Entries from a dataset |
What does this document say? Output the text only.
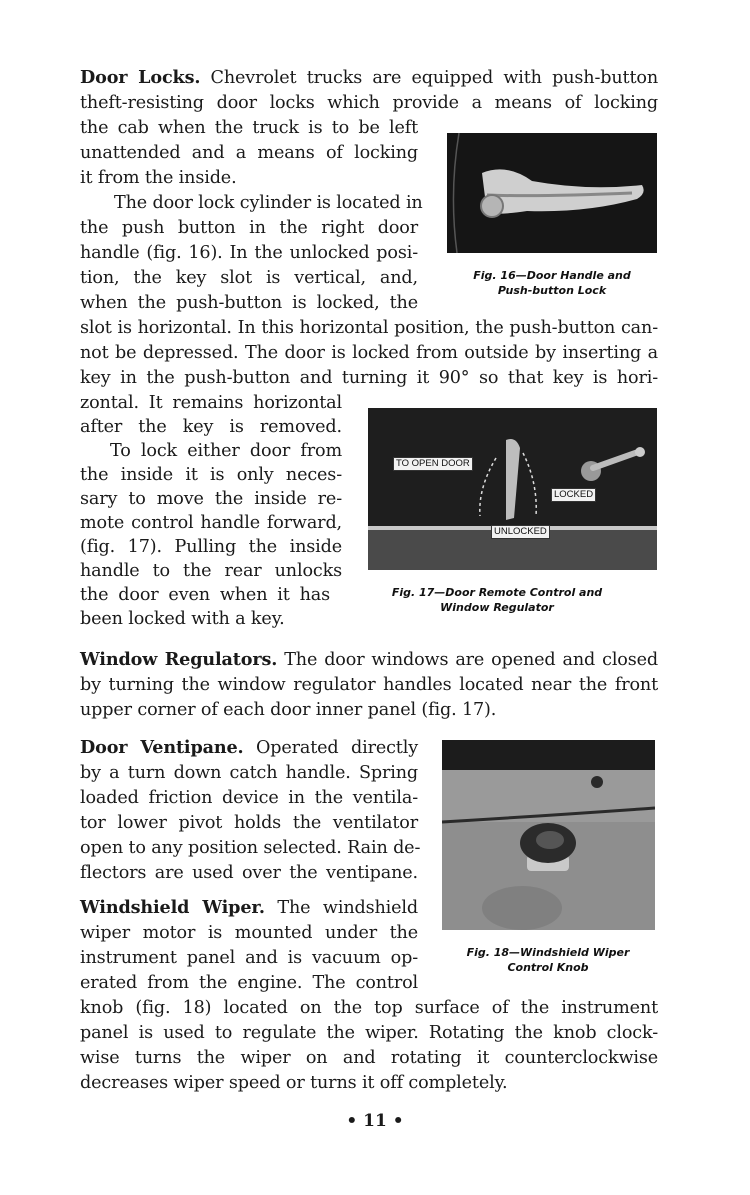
Door Locks. Chevrolet trucks are equipped with push-button
theft-resisting door locks which provide a means of locking
the cab when the truck is to be left
unattended and a means of locking
it from the inside.
The door lock cylinder is located in
the push button in the right door
handle (fig. 16). In the unlocked posi-
tion, the key slot is vertical, and,
when the push-button is locked, the
slot is horizontal. In this horizontal position, the push-button can-
not be depressed. The door is locked from outside by inserting a
key in the push-button and turning it 90° so that key is hori-
zontal. It remains horizontal
after the key is removed.
To lock either door from
the inside it is only neces-
sary to move the inside re-
mote control handle forward,
(fig. 17). Pulling the inside
handle to the rear unlocks
the door even when it has
been locked with a key.
Fig. 16—Door Handle and
Push-button Lock
TO OPEN DOOR
LOCKED
UNLOCKED
Fig. 17—Door Remote Control and
Window Regulator
Window Regulators. The door windows are opened and closed
by turning the window regulator handles located near the front
upper corner of each door inner panel (fig. 17).
Door Ventipane. Operated directly
by a turn down catch handle. Spring
loaded friction device in the ventila-
tor lower pivot holds the ventilator
open to any position selected. Rain de-
flectors are used over the ventipane.
Windshield Wiper. The windshield
wiper motor is mounted under the
instrument panel and is vacuum op-
erated from the engine. The control
knob (fig. 18) located on the top surface of the instrument
panel is used to regulate the wiper. Rotating the knob clock-
wise turns the wiper on and rotating it counterclockwise
decreases wiper speed or turns it off completely.
Fig. 18—Windshield Wiper
Control Knob
• 11 •
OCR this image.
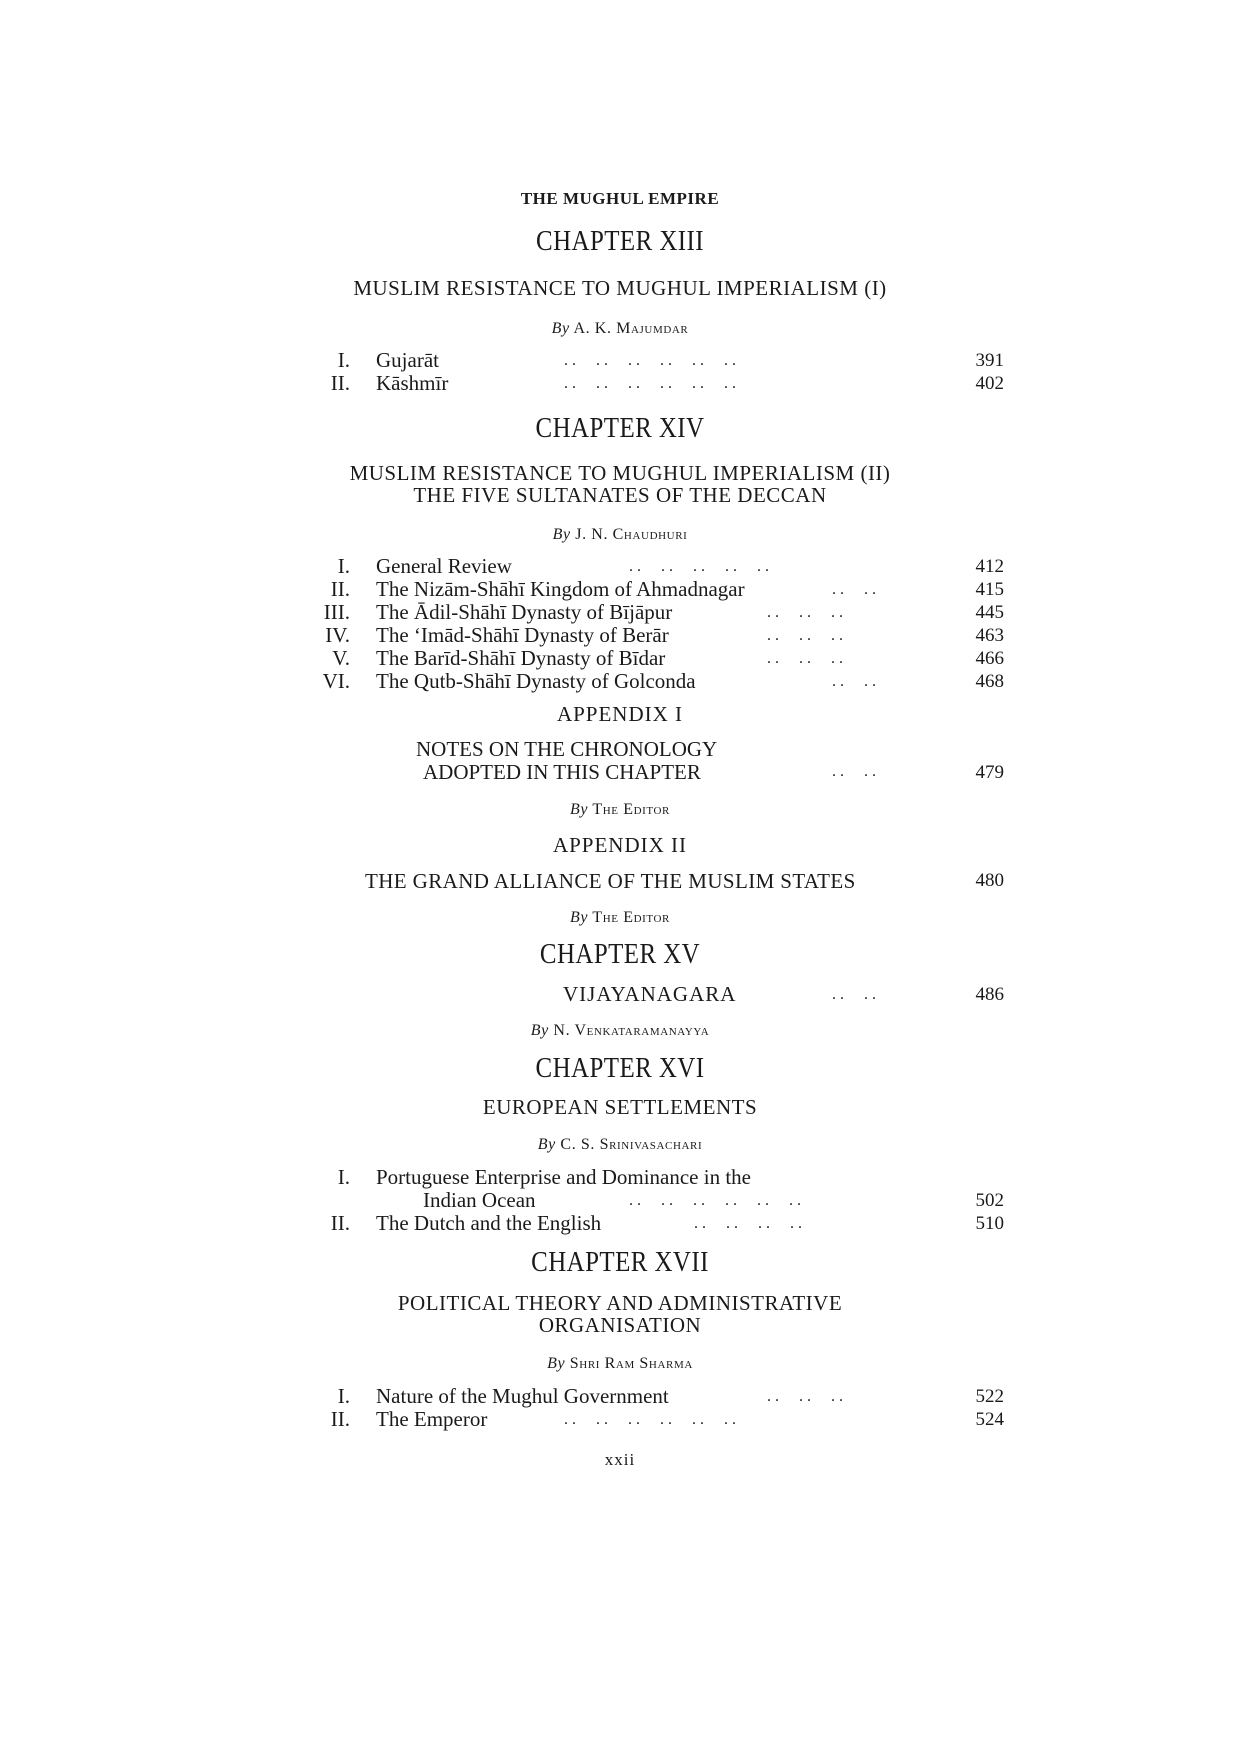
THE MUGHUL EMPIRE
CHAPTER XIII
MUSLIM RESISTANCE TO MUGHUL IMPERIALISM (I)
By A. K. Majumdar
I. Gujarāt	. .     . .     . .     . .     . .     . .	391
II. Kāshmīr	. .     . .     . .     . .     . .     . .	402
CHAPTER XIV
MUSLIM RESISTANCE TO MUGHUL IMPERIALISM (II)
THE FIVE SULTANATES OF THE DECCAN
By J. N. Chaudhuri
I. General Review	. .     . .     . .     . .     . .	412
II. The Nizām-Shāhī Kingdom of Ahmadnagar	. .     . .	415
III. The Ādil-Shāhī Dynasty of Bījāpur	. .     . .     . .	445
IV. The ‘Imād-Shāhī Dynasty of Berār	. .     . .     . .	463
V. The Barīd-Shāhī Dynasty of Bīdar	. .     . .     . .	466
VI. The Qutb-Shāhī Dynasty of Golconda	. .     . .	468
APPENDIX I
NOTES ON THE CHRONOLOGY
ADOPTED IN THIS CHAPTER	. .     . .	479
By The Editor
APPENDIX II
THE GRAND ALLIANCE OF THE MUSLIM STATES	480
By The Editor
CHAPTER XV
VIJAYANAGARA	. .     . .	486
By N. Venkataramanayya
CHAPTER XVI
EUROPEAN SETTLEMENTS
By C. S. Srinivasachari
I. Portuguese Enterprise and Dominance in the
Indian Ocean	. .     . .     . .     . .     . .     . .	502
II. The Dutch and the English	. .     . .     . .     . .	510
CHAPTER XVII
POLITICAL THEORY AND ADMINISTRATIVE
ORGANISATION
By Shri Ram Sharma
I. Nature of the Mughul Government	. .     . .     . .	522
II. The Emperor	. .     . .     . .     . .     . .     . .	524
xxii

PROBLEM |
Pictures are not part of the copy; reproduce everything else in the records exactly.

RESULT OF THIS TASK |
What does this document say? Output the text only.
Door Locks. Chevrolet trucks are equipped with push-button
theft-resisting door locks which provide a means of locking
the cab when the truck is to be left
unattended and a means of locking
it from the inside.
The door lock cylinder is located in
the push button in the right door
handle (fig. 16). In the unlocked posi-
tion, the key slot is vertical, and,
when the push-button is locked, the
slot is horizontal. In this horizontal position, the push-button can-
not be depressed. The door is locked from outside by inserting a
key in the push-button and turning it 90° so that key is hori-
zontal. It remains horizontal
after the key is removed.
To lock either door from
the inside it is only neces-
sary to move the inside re-
mote control handle forward,
(fig. 17). Pulling the inside
handle to the rear unlocks
the door even when it has
been locked with a key.
Fig. 16—Door Handle and
Push-button Lock
TO OPEN DOOR
LOCKED
UNLOCKED
Fig. 17—Door Remote Control and
Window Regulator
Window Regulators. The door windows are opened and closed
by turning the window regulator handles located near the front
upper corner of each door inner panel (fig. 17).
Door Ventipane. Operated directly
by a turn down catch handle. Spring
loaded friction device in the ventila-
tor lower pivot holds the ventilator
open to any position selected. Rain de-
flectors are used over the ventipane.
Windshield Wiper. The windshield
wiper motor is mounted under the
instrument panel and is vacuum op-
erated from the engine. The control
knob (fig. 18) located on the top surface of the instrument
panel is used to regulate the wiper. Rotating the knob clock-
wise turns the wiper on and rotating it counterclockwise
decreases wiper speed or turns it off completely.
Fig. 18—Windshield Wiper
Control Knob
• 11 •
OCR this image.
THE MUGHUL EMPIRE
CHAPTER XIII
MUSLIM RESISTANCE TO MUGHUL IMPERIALISM (I)
By A. K. Majumdar
I. Gujarāt	. .     . .     . .     . .     . .     . .	391
II. Kāshmīr	. .     . .     . .     . .     . .     . .	402
CHAPTER XIV
MUSLIM RESISTANCE TO MUGHUL IMPERIALISM (II)
THE FIVE SULTANATES OF THE DECCAN
By J. N. Chaudhuri
I. General Review	. .     . .     . .     . .     . .	412
II. The Nizām-Shāhī Kingdom of Ahmadnagar	. .     . .	415
III. The Ādil-Shāhī Dynasty of Bījāpur	. .     . .     . .	445
IV. The ‘Imād-Shāhī Dynasty of Berār	. .     . .     . .	463
V. The Barīd-Shāhī Dynasty of Bīdar	. .     . .     . .	466
VI. The Qutb-Shāhī Dynasty of Golconda	. .     . .	468
APPENDIX I
NOTES ON THE CHRONOLOGY
ADOPTED IN THIS CHAPTER	. .     . .	479
By The Editor
APPENDIX II
THE GRAND ALLIANCE OF THE MUSLIM STATES	480
By The Editor
CHAPTER XV
VIJAYANAGARA	. .     . .	486
By N. Venkataramanayya
CHAPTER XVI
EUROPEAN SETTLEMENTS
By C. S. Srinivasachari
I. Portuguese Enterprise and Dominance in the
Indian Ocean	. .     . .     . .     . .     . .     . .	502
II. The Dutch and the English	. .     . .     . .     . .	510
CHAPTER XVII
POLITICAL THEORY AND ADMINISTRATIVE
ORGANISATION
By Shri Ram Sharma
I. Nature of the Mughul Government	. .     . .     . .	522
II. The Emperor	. .     . .     . .     . .     . .     . .	524
xxii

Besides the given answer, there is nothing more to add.